Entries taken from a collection
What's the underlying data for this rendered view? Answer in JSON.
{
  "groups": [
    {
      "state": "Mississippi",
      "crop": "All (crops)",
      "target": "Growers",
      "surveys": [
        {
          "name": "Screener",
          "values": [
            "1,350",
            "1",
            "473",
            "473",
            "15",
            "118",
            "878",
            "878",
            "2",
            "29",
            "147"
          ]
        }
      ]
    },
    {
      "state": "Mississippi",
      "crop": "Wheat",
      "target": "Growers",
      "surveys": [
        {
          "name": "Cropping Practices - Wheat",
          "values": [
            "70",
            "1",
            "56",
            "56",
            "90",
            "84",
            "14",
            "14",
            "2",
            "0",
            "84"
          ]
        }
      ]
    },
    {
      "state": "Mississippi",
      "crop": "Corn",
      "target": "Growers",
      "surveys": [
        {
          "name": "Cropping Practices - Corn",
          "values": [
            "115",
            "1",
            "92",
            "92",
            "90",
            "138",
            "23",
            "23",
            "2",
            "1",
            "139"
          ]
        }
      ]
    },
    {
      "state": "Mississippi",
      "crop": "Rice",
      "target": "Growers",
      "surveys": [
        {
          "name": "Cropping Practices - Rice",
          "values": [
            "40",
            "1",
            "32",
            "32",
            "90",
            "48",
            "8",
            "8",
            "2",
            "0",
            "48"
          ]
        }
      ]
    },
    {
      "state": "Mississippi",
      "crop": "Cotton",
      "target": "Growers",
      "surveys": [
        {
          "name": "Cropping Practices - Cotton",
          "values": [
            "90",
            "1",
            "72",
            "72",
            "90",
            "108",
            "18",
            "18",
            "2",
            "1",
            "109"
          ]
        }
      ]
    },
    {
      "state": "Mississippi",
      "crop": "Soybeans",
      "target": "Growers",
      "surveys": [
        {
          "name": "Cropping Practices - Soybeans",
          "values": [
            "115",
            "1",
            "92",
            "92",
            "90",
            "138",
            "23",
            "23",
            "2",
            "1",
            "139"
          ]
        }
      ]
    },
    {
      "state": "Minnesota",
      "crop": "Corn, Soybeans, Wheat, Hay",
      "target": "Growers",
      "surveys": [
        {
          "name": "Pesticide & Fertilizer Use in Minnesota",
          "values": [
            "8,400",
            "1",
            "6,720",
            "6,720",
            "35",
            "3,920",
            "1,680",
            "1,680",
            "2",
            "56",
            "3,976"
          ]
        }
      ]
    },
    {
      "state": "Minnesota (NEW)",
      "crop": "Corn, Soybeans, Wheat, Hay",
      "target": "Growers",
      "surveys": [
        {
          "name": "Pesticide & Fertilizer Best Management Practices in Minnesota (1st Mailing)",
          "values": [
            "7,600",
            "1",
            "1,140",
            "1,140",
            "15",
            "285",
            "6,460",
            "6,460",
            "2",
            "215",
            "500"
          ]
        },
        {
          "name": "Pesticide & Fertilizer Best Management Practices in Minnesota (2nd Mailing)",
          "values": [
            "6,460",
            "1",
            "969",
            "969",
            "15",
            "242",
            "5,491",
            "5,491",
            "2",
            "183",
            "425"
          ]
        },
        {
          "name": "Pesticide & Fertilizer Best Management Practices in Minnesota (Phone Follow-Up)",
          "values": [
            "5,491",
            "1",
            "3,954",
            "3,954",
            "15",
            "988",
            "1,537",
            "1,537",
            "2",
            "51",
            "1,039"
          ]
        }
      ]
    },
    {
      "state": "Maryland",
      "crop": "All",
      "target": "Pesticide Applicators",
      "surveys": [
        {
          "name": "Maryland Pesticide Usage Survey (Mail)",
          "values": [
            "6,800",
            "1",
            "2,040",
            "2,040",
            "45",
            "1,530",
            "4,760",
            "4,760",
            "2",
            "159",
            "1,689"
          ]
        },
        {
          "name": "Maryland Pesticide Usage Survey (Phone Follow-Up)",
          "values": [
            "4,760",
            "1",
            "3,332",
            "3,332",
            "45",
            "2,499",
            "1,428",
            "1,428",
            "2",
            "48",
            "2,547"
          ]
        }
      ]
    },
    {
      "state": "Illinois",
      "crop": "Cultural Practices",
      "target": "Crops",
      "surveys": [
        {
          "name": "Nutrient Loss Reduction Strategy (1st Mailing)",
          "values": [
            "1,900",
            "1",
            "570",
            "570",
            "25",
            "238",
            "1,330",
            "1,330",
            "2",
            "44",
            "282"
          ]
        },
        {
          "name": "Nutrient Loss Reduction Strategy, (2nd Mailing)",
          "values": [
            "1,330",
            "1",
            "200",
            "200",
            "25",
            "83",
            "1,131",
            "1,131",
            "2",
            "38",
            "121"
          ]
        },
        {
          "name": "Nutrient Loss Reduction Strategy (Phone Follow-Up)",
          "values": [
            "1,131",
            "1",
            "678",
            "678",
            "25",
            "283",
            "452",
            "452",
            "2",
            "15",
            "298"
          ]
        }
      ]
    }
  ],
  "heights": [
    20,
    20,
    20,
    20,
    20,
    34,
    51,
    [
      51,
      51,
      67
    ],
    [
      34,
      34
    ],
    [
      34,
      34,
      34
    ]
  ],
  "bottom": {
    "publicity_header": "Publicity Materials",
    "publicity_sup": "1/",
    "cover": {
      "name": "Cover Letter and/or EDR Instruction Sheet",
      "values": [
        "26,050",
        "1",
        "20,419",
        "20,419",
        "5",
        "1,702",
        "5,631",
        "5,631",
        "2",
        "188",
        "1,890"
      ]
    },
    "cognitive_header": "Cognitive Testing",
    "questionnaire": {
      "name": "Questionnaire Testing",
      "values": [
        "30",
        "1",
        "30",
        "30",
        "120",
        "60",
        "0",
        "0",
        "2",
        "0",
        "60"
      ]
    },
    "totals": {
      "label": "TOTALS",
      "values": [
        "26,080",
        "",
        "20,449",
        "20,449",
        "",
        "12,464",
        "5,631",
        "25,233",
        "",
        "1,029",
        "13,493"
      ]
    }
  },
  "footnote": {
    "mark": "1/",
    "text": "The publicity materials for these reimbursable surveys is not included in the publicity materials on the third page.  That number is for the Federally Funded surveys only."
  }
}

> [Instructions for the task]
Copy every line of the records word for word.

> [Result of the exercise]
What's the underlying data for this rendered view? Answer in JSON.
{
  "groups": [
    {
      "state": "Mississippi",
      "crop": "All (crops)",
      "target": "Growers",
      "surveys": [
        {
          "name": "Screener",
          "values": [
            "1,350",
            "1",
            "473",
            "473",
            "15",
            "118",
            "878",
            "878",
            "2",
            "29",
            "147"
          ]
        }
      ]
    },
    {
      "state": "Mississippi",
      "crop": "Wheat",
      "target": "Growers",
      "surveys": [
        {
          "name": "Cropping Practices - Wheat",
          "values": [
            "70",
            "1",
            "56",
            "56",
            "90",
            "84",
            "14",
            "14",
            "2",
            "0",
            "84"
          ]
        }
      ]
    },
    {
      "state": "Mississippi",
      "crop": "Corn",
      "target": "Growers",
      "surveys": [
        {
          "name": "Cropping Practices - Corn",
          "values": [
            "115",
            "1",
            "92",
            "92",
            "90",
            "138",
            "23",
            "23",
            "2",
            "1",
            "139"
          ]
        }
      ]
    },
    {
      "state": "Mississippi",
      "crop": "Rice",
      "target": "Growers",
      "surveys": [
        {
          "name": "Cropping Practices - Rice",
          "values": [
            "40",
            "1",
            "32",
            "32",
            "90",
            "48",
            "8",
            "8",
            "2",
            "0",
            "48"
          ]
        }
      ]
    },
    {
      "state": "Mississippi",
      "crop": "Cotton",
      "target": "Growers",
      "surveys": [
        {
          "name": "Cropping Practices - Cotton",
          "values": [
            "90",
            "1",
            "72",
            "72",
            "90",
            "108",
            "18",
            "18",
            "2",
            "1",
            "109"
          ]
        }
      ]
    },
    {
      "state": "Mississippi",
      "crop": "Soybeans",
      "target": "Growers",
      "surveys": [
        {
          "name": "Cropping Practices - Soybeans",
          "values": [
            "115",
            "1",
            "92",
            "92",
            "90",
            "138",
            "23",
            "23",
            "2",
            "1",
            "139"
          ]
        }
      ]
    },
    {
      "state": "Minnesota",
      "crop": "Corn, Soybeans, Wheat, Hay",
      "target": "Growers",
      "surveys": [
        {
          "name": "Pesticide & Fertilizer Use in Minnesota",
          "values": [
            "8,400",
            "1",
            "6,720",
            "6,720",
            "35",
            "3,920",
            "1,680",
            "1,680",
            "2",
            "56",
            "3,976"
          ]
        }
      ]
    },
    {
      "state": "Minnesota (NEW)",
      "crop": "Corn, Soybeans, Wheat, Hay",
      "target": "Growers",
      "surveys": [
        {
          "name": "Pesticide & Fertilizer Best Management Practices in Minnesota (1st Mailing)",
          "values": [
            "7,600",
            "1",
            "1,140",
            "1,140",
            "15",
            "285",
            "6,460",
            "6,460",
            "2",
            "215",
            "500"
          ]
        },
        {
          "name": "Pesticide & Fertilizer Best Management Practices in Minnesota (2nd Mailing)",
          "values": [
            "6,460",
            "1",
            "969",
            "969",
            "15",
            "242",
            "5,491",
            "5,491",
            "2",
            "183",
            "425"
          ]
        },
        {
          "name": "Pesticide & Fertilizer Best Management Practices in Minnesota (Phone Follow-Up)",
          "values": [
            "5,491",
            "1",
            "3,954",
            "3,954",
            "15",
            "988",
            "1,537",
            "1,537",
            "2",
            "51",
            "1,039"
          ]
        }
      ]
    },
    {
      "state": "Maryland",
      "crop": "All",
      "target": "Pesticide Applicators",
      "surveys": [
        {
          "name": "Maryland Pesticide Usage Survey (Mail)",
          "values": [
            "6,800",
            "1",
            "2,040",
            "2,040",
            "45",
            "1,530",
            "4,760",
            "4,760",
            "2",
            "159",
            "1,689"
          ]
        },
        {
          "name": "Maryland Pesticide Usage Survey (Phone Follow-Up)",
          "values": [
            "4,760",
            "1",
            "3,332",
            "3,332",
            "45",
            "2,499",
            "1,428",
            "1,428",
            "2",
            "48",
            "2,547"
          ]
        }
      ]
    },
    {
      "state": "Illinois",
      "crop": "Cultural Practices",
      "target": "Crops",
      "surveys": [
        {
          "name": "Nutrient Loss Reduction Strategy (1st Mailing)",
          "values": [
            "1,900",
            "1",
            "570",
            "570",
            "25",
            "238",
            "1,330",
            "1,330",
            "2",
            "44",
            "282"
          ]
        },
        {
          "name": "Nutrient Loss Reduction Strategy, (2nd Mailing)",
          "values": [
            "1,330",
            "1",
            "200",
            "200",
            "25",
            "83",
            "1,131",
            "1,131",
            "2",
            "38",
            "121"
          ]
        },
        {
          "name": "Nutrient Loss Reduction Strategy (Phone Follow-Up)",
          "values": [
            "1,131",
            "1",
            "678",
            "678",
            "25",
            "283",
            "452",
            "452",
            "2",
            "15",
            "298"
          ]
        }
      ]
    }
  ],
  "heights": [
    20,
    20,
    20,
    20,
    20,
    34,
    51,
    [
      51,
      51,
      67
    ],
    [
      34,
      34
    ],
    [
      34,
      34,
      34
    ]
  ],
  "bottom": {
    "publicity_header": "Publicity Materials",
    "publicity_sup": "1/",
    "cover": {
      "name": "Cover Letter and/or EDR Instruction Sheet",
      "values": [
        "26,050",
        "1",
        "20,419",
        "20,419",
        "5",
        "1,702",
        "5,631",
        "5,631",
        "2",
        "188",
        "1,890"
      ]
    },
    "cognitive_header": "Cognitive Testing",
    "questionnaire": {
      "name": "Questionnaire Testing",
      "values": [
        "30",
        "1",
        "30",
        "30",
        "120",
        "60",
        "0",
        "0",
        "2",
        "0",
        "60"
      ]
    },
    "totals": {
      "label": "TOTALS",
      "values": [
        "26,080",
        "",
        "20,449",
        "20,449",
        "",
        "12,464",
        "5,631",
        "25,233",
        "",
        "1,029",
        "13,493"
      ]
    }
  },
  "footnote": {
    "mark": "1/",
    "text": "The publicity materials for these reimbursable surveys is not included in the publicity materials on the third page.  That number is for the Federally Funded surveys only."
  }
}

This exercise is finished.